* _What is expected_
Report how many lines include the word "this", and nothing besides that number.

-- start Data for processing --

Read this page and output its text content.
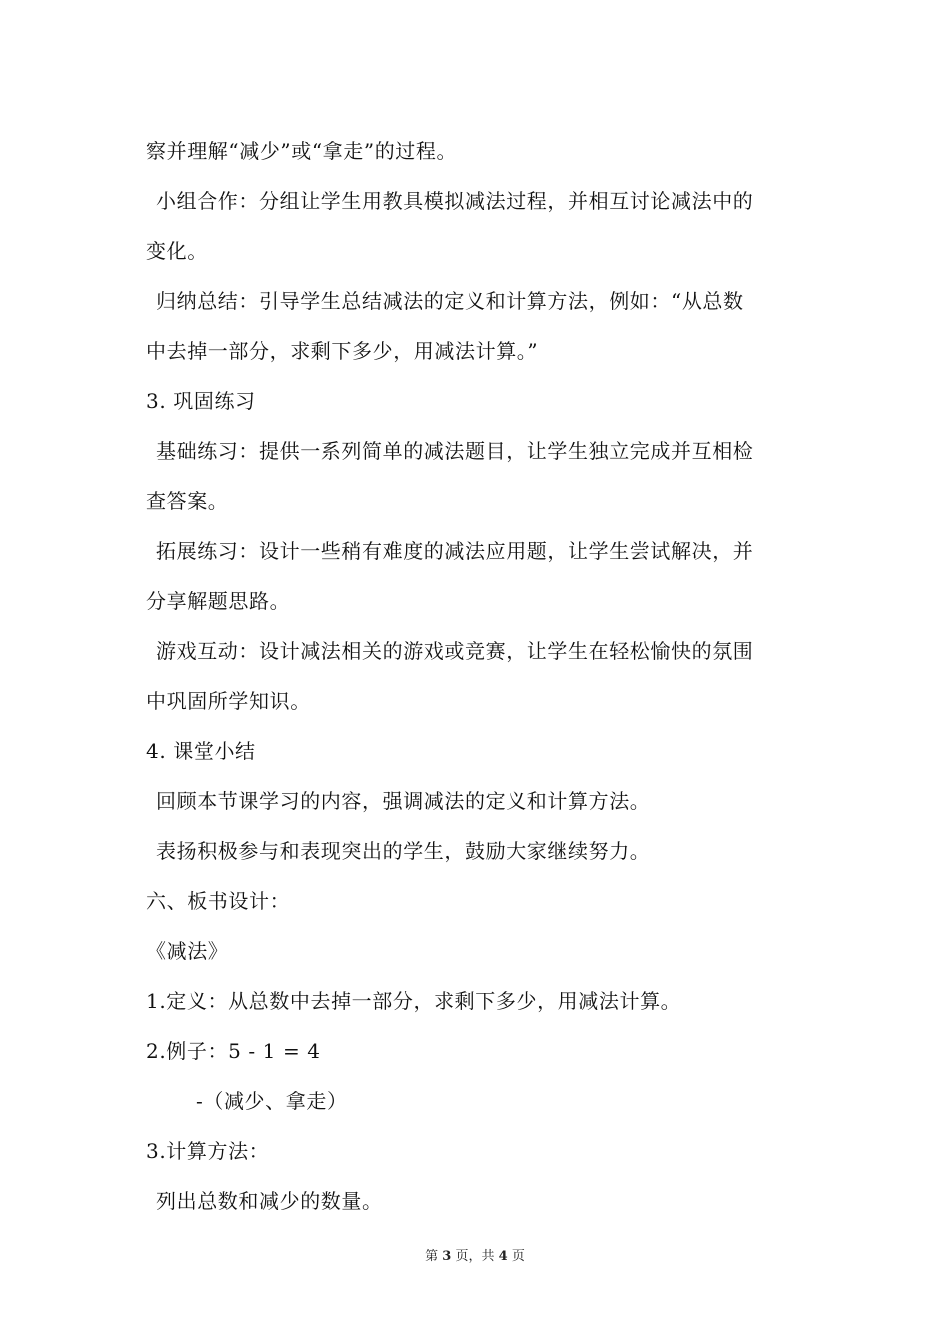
察并理解“减少”或“拿走”的过程。
小组合作：分组让学生用教具模拟减法过程，并相互讨论减法中的
变化。
归纳总结：引导学生总结减法的定义和计算方法，例如：“从总数
中去掉一部分，求剩下多少，用减法计算。”
3. 巩固练习
基础练习：提供一系列简单的减法题目，让学生独立完成并互相检
查答案。
拓展练习：设计一些稍有难度的减法应用题，让学生尝试解决，并
分享解题思路。
游戏互动：设计减法相关的游戏或竞赛，让学生在轻松愉快的氛围
中巩固所学知识。
4. 课堂小结
回顾本节课学习的内容，强调减法的定义和计算方法。
表扬积极参与和表现突出的学生，鼓励大家继续努力。
六、板书设计：
《减法》
1.定义：从总数中去掉一部分，求剩下多少，用减法计算。
2.例子：5 - 1 = 4
-（减少、拿走）
3.计算方法：
列出总数和减少的数量。
第 3 页，共 4 页
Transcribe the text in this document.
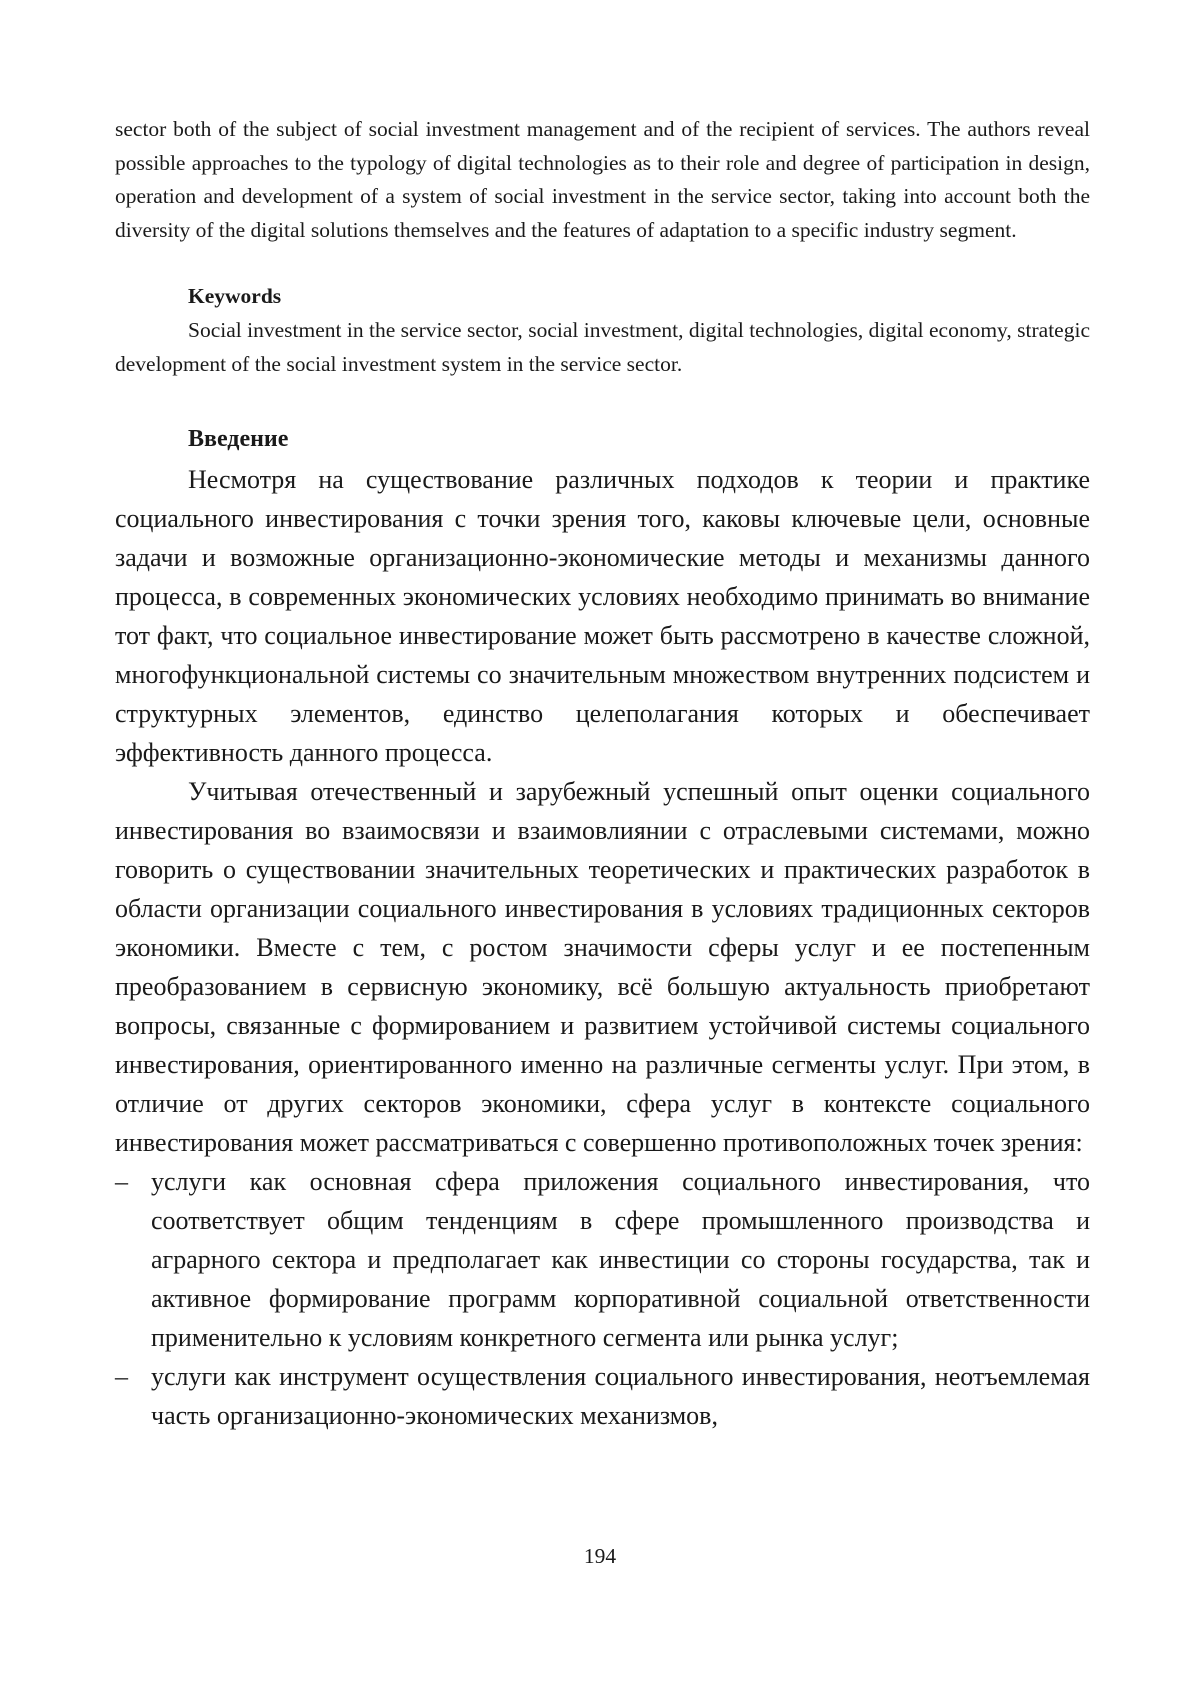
sector both of the subject of social investment management and of the recipient of services. The authors reveal possible approaches to the typology of digital technologies as to their role and degree of participation in design, operation and development of a system of social investment in the service sector, taking into account both the diversity of the digital solutions themselves and the features of adaptation to a specific industry segment.

Keywords

Social investment in the service sector, social investment, digital technologies, digital economy, strategic development of the social investment system in the service sector.

Введение

Несмотря на существование различных подходов к теории и практике социального инвестирования с точки зрения того, каковы ключевые цели, основные задачи и возможные организационно-экономические методы и механизмы данного процесса, в современных экономических условиях необходимо принимать во внимание тот факт, что социальное инвестирование может быть рассмотрено в качестве сложной, многофункциональной системы со значительным множеством внутренних подсистем и структурных элементов, единство целеполагания которых и обеспечивает эффективность данного процесса.

Учитывая отечественный и зарубежный успешный опыт оценки социального инвестирования во взаимосвязи и взаимовлиянии с отраслевыми системами, можно говорить о существовании значительных теоретических и практических разработок в области организации социального инвестирования в условиях традиционных секторов экономики. Вместе с тем, с ростом значимости сферы услуг и ее постепенным преобразованием в сервисную экономику, всё большую актуальность приобретают вопросы, связанные с формированием и развитием устойчивой системы социального инвестирования, ориентированного именно на различные сегменты услуг. При этом, в отличие от других секторов экономики, сфера услуг в контексте социального инвестирования может рассматриваться с совершенно противоположных точек зрения:

– услуги как основная сфера приложения социального инвестирования, что соответствует общим тенденциям в сфере промышленного производства и аграрного сектора и предполагает как инвестиции со стороны государства, так и активное формирование программ корпоративной социальной ответственности применительно к условиям конкретного сегмента или рынка услуг;
– услуги как инструмент осуществления социального инвестирования, неотъемлемая часть организационно-экономических механизмов,

194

-- end Data for processing --

* _Task response_
2